* Start *

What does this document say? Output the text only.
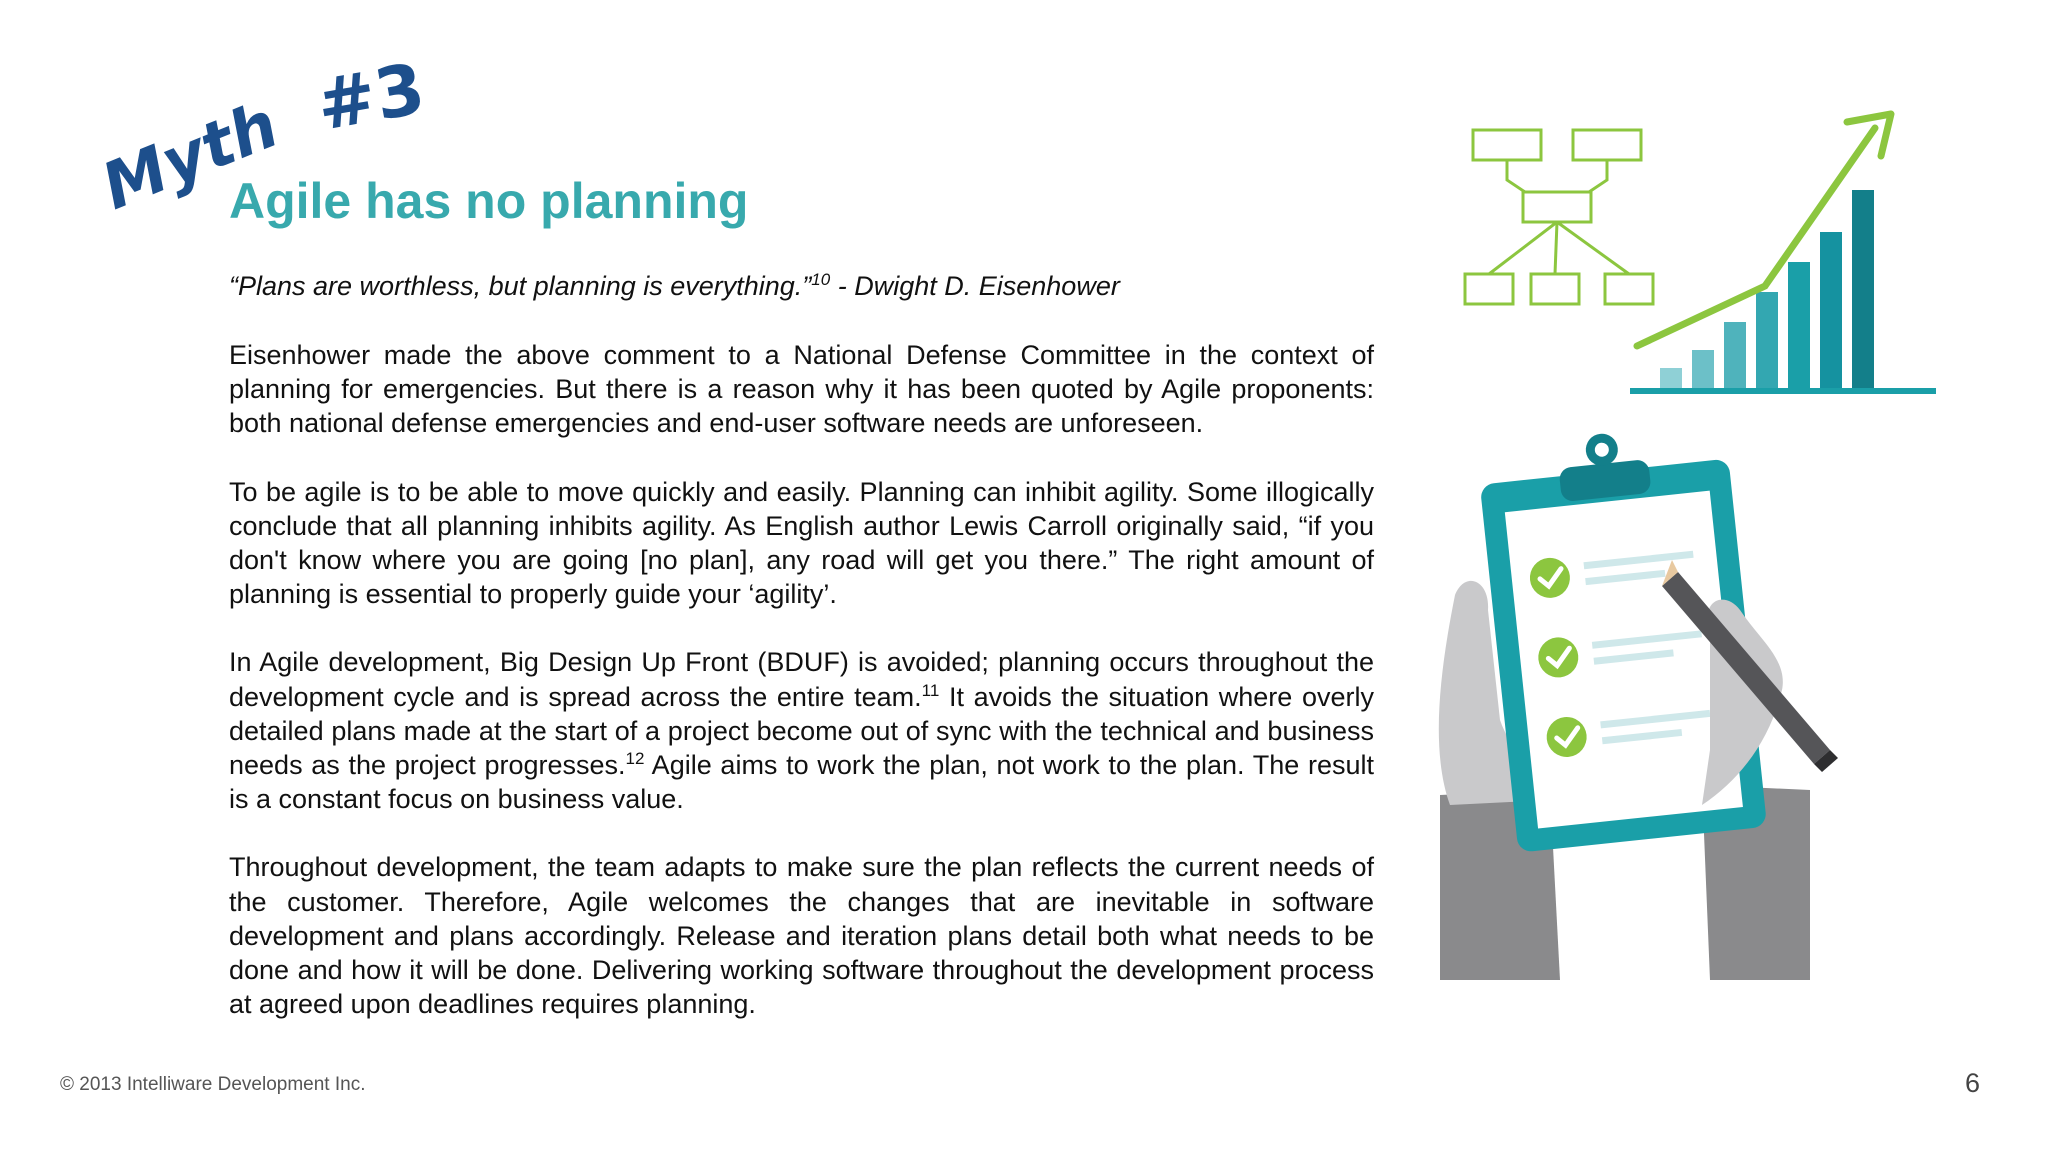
Myth #3
Agile has no planning
“Plans are worthless, but planning is everything.”$^{10}$ - Dwight D. Eisenhower

Eisenhower made the above comment to a National Defense Committee in the context of planning for emergencies. But there is a reason why it has been quoted by Agile proponents: both national defense emergencies and end-user software needs are unforeseen.

To be agile is to be able to move quickly and easily. Planning can inhibit agility. Some illogically conclude that all planning inhibits agility. As English author Lewis Carroll originally said, “if you don't know where you are going [no plan], any road will get you there.” The right amount of planning is essential to properly guide your ‘agility’.

In Agile development, Big Design Up Front (BDUF) is avoided; planning occurs throughout the development cycle and is spread across the entire team.$^{11}$ It avoids the situation where overly detailed plans made at the start of a project become out of sync with the technical and business needs as the project progresses.$^{12}$ Agile aims to work the plan, not work to the plan. The result is a constant focus on business value.

Throughout development, the team adapts to make sure the plan reflects the current needs of the customer. Therefore, Agile welcomes the changes that are inevitable in software development and plans accordingly. Release and iteration plans detail both what needs to be done and how it will be done. Delivering working software throughout the development process at agreed upon deadlines requires planning.

© 2013 Intelliware Development Inc.	6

* End *

• _Directive_
The data above needs to be retyped exactly, with the images left out.

• _Solution for this problem_
What does this document say? Output the text only.
Myth #3
Agile has no planning
“Plans are worthless, but planning is everything.”$^{10}$ - Dwight D. Eisenhower

Eisenhower made the above comment to a National Defense Committee in the context of planning for emergencies. But there is a reason why it has been quoted by Agile proponents: both national defense emergencies and end-user software needs are unforeseen.

To be agile is to be able to move quickly and easily. Planning can inhibit agility. Some illogically conclude that all planning inhibits agility. As English author Lewis Carroll originally said, “if you don't know where you are going [no plan], any road will get you there.” The right amount of planning is essential to properly guide your ‘agility’.

In Agile development, Big Design Up Front (BDUF) is avoided; planning occurs throughout the development cycle and is spread across the entire team.$^{11}$ It avoids the situation where overly detailed plans made at the start of a project become out of sync with the technical and business needs as the project progresses.$^{12}$ Agile aims to work the plan, not work to the plan. The result is a constant focus on business value.

Throughout development, the team adapts to make sure the plan reflects the current needs of the customer. Therefore, Agile welcomes the changes that are inevitable in software development and plans accordingly. Release and iteration plans detail both what needs to be done and how it will be done. Delivering working software throughout the development process at agreed upon deadlines requires planning.

© 2013 Intelliware Development Inc.	6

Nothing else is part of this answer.